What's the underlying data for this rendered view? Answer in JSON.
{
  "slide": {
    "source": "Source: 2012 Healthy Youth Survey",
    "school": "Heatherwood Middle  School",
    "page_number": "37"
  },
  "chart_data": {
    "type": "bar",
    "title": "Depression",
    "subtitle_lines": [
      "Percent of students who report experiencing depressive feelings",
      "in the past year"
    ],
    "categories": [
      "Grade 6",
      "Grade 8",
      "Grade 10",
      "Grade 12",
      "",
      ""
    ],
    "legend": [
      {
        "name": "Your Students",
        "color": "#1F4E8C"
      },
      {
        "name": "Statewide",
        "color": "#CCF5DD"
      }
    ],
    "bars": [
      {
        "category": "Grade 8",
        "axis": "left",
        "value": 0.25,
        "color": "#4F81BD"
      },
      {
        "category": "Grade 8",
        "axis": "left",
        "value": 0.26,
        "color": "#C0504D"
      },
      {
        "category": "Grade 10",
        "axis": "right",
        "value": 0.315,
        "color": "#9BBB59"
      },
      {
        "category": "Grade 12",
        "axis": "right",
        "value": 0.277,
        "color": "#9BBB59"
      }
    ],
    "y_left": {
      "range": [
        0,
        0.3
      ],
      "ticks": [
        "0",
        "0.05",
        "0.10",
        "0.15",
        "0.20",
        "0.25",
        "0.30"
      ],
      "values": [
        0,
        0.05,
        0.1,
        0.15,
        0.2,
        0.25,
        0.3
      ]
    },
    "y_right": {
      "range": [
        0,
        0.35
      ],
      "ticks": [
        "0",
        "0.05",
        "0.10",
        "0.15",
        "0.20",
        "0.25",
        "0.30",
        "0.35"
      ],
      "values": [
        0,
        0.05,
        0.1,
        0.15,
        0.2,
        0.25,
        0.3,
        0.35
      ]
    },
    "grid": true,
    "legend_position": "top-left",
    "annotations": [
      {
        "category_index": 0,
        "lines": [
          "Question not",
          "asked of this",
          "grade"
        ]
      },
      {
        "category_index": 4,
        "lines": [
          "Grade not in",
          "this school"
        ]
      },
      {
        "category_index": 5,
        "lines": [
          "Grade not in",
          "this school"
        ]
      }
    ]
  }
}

(Problem) Identify each line in the records above that contains the word "this", and copy it out in full.

(Response to the exercise)
What's the underlying data for this rendered view? Answer in JSON.
          "asked of this",
          "this school"
          "this school"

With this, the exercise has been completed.